## BEGIN The input

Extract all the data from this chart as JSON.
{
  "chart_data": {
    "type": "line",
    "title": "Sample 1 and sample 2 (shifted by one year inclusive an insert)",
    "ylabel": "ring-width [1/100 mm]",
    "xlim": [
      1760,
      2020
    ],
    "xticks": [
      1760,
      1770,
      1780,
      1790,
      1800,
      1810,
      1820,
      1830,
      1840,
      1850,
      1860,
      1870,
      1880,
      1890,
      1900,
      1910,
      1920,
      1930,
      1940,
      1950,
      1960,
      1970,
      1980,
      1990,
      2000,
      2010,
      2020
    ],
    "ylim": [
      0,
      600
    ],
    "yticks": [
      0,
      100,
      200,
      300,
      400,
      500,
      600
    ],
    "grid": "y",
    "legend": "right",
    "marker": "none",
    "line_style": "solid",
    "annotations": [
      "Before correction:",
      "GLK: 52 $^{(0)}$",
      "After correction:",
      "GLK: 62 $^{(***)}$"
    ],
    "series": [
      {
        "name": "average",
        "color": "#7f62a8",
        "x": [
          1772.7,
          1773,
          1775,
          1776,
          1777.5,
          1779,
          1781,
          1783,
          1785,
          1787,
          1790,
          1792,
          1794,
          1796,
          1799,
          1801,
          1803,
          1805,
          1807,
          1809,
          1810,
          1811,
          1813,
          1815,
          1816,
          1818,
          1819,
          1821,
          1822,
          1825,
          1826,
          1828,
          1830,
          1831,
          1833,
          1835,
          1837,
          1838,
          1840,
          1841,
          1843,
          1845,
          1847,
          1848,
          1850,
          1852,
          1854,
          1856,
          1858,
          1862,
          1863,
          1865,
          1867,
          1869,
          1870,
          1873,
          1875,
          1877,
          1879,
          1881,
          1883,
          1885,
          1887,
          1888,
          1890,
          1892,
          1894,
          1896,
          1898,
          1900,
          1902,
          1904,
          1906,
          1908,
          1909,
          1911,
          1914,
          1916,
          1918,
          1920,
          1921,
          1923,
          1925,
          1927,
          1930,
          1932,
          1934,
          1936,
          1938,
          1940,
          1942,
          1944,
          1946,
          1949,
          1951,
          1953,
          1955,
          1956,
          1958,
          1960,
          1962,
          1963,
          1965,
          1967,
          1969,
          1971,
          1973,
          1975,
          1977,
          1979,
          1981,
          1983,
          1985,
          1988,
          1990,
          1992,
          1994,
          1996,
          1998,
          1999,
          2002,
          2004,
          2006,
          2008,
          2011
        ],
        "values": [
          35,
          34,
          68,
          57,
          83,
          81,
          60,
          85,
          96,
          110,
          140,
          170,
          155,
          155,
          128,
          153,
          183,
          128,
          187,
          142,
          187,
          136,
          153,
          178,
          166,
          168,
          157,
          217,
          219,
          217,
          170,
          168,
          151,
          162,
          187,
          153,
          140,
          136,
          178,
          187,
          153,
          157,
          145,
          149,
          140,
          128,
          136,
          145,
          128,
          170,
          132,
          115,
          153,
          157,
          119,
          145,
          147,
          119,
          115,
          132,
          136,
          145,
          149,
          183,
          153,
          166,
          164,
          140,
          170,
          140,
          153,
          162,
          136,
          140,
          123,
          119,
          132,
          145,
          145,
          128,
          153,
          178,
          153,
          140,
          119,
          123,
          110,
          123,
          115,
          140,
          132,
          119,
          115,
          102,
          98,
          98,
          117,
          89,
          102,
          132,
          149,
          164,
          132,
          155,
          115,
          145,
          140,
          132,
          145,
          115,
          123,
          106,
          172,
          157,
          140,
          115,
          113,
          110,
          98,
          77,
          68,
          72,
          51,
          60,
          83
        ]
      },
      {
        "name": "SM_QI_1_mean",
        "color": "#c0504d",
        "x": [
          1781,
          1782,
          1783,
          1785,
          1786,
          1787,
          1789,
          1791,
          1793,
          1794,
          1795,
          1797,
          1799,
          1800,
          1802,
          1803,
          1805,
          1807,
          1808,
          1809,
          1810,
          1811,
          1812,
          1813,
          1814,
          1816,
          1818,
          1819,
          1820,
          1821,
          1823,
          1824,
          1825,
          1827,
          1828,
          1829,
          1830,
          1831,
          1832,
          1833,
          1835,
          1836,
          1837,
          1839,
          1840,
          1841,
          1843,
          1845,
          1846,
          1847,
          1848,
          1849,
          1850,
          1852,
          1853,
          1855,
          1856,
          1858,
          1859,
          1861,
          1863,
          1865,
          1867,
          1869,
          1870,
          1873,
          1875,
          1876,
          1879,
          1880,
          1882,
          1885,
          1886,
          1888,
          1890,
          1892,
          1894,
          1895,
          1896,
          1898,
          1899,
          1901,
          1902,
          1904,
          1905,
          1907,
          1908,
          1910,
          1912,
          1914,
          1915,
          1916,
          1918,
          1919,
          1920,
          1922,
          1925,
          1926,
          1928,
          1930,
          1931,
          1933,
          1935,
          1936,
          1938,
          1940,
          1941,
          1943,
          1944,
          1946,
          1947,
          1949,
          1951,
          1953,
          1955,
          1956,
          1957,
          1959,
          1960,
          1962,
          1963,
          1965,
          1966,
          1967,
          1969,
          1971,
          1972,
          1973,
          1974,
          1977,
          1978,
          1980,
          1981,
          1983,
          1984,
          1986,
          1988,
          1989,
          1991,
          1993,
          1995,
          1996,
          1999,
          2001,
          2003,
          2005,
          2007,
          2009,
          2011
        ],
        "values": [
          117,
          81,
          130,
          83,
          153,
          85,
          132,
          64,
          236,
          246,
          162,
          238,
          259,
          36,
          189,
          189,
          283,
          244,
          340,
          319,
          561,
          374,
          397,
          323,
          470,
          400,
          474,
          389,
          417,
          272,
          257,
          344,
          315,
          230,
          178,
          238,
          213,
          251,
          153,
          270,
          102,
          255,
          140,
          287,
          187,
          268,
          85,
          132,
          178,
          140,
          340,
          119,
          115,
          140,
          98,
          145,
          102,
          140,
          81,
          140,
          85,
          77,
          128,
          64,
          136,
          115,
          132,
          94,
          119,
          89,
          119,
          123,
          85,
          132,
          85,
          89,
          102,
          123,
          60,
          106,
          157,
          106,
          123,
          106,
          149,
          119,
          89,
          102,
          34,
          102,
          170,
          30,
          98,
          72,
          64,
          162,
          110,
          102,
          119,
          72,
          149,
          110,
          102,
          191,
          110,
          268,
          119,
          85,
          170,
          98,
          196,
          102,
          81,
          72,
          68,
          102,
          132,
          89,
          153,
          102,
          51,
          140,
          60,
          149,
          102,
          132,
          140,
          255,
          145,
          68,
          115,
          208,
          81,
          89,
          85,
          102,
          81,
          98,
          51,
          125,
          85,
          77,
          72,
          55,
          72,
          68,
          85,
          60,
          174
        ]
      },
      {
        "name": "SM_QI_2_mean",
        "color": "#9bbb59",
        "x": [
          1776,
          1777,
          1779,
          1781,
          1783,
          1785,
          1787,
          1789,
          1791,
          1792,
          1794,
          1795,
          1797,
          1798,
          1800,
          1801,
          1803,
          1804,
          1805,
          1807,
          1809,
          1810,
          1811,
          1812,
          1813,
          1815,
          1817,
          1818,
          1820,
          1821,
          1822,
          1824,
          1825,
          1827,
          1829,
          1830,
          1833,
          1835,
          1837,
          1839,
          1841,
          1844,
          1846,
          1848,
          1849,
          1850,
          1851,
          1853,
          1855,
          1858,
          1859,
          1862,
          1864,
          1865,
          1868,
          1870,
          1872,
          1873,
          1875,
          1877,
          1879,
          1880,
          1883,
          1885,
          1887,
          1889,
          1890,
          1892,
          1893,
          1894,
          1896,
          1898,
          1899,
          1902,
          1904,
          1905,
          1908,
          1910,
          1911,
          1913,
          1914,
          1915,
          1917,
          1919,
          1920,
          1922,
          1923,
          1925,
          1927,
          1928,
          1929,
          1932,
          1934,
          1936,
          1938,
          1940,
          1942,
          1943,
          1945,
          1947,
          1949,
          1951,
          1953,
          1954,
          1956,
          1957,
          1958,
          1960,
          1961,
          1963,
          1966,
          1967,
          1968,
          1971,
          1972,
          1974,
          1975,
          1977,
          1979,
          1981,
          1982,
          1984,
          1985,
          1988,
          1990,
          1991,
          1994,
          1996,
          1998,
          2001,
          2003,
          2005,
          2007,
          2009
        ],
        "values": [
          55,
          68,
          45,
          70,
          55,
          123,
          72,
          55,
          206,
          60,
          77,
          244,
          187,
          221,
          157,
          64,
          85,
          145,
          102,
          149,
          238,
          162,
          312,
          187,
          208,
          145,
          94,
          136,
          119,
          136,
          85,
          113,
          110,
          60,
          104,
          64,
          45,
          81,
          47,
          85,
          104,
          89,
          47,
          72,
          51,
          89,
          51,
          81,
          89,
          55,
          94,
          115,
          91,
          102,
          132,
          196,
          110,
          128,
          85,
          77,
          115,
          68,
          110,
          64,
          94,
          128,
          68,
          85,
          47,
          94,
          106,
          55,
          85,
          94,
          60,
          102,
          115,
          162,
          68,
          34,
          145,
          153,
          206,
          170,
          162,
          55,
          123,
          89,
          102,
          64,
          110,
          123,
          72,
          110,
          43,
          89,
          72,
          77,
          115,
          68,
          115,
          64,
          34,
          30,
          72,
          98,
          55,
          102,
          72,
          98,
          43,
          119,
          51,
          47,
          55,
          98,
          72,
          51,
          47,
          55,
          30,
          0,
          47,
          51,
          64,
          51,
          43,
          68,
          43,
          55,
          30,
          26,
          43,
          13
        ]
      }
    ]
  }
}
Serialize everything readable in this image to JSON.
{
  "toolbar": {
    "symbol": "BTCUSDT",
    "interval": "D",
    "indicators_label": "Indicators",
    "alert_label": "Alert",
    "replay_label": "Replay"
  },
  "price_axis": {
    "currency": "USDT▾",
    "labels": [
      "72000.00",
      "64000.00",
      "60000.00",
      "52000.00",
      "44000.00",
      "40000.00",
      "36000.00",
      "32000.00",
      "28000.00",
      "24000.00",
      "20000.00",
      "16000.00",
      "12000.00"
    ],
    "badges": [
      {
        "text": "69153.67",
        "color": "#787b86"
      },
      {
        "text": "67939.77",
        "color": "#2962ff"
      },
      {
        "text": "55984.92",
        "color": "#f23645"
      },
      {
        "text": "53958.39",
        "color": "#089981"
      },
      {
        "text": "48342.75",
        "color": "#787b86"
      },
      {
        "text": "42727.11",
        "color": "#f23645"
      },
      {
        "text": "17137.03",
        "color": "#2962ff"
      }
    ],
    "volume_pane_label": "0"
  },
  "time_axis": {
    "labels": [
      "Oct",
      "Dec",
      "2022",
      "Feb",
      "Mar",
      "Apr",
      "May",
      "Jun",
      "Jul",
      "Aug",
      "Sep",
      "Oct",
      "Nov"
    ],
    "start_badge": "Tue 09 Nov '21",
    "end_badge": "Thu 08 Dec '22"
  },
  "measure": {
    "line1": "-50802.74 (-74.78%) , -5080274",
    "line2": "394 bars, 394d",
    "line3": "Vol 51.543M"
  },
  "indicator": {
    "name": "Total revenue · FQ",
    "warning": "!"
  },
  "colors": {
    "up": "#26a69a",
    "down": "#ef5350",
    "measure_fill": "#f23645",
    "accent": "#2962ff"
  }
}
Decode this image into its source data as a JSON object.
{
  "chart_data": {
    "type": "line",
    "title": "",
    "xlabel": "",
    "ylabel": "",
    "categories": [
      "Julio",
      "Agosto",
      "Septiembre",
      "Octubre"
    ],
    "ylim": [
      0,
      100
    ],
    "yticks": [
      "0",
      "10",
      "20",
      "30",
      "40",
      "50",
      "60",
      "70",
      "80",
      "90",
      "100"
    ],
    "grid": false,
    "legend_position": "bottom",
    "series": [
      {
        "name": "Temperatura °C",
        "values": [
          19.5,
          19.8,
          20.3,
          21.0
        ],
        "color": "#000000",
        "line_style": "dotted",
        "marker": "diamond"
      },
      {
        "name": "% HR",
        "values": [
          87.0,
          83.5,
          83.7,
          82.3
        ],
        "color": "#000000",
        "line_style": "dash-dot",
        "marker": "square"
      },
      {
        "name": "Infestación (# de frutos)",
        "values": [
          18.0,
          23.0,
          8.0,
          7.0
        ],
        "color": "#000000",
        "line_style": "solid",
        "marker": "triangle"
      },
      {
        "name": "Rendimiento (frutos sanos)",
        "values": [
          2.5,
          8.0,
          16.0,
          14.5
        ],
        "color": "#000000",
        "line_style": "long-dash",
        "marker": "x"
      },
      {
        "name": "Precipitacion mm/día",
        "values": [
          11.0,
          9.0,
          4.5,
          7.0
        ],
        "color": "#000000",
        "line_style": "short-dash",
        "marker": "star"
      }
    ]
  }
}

## END The input

- Direction
Search the entries for the word "this" and gather every line where it appears.

- Result below
Extract all the data from this chart as JSON.
Serialize everything readable in this image to JSON.
Decode this image into its source data as a JSON object.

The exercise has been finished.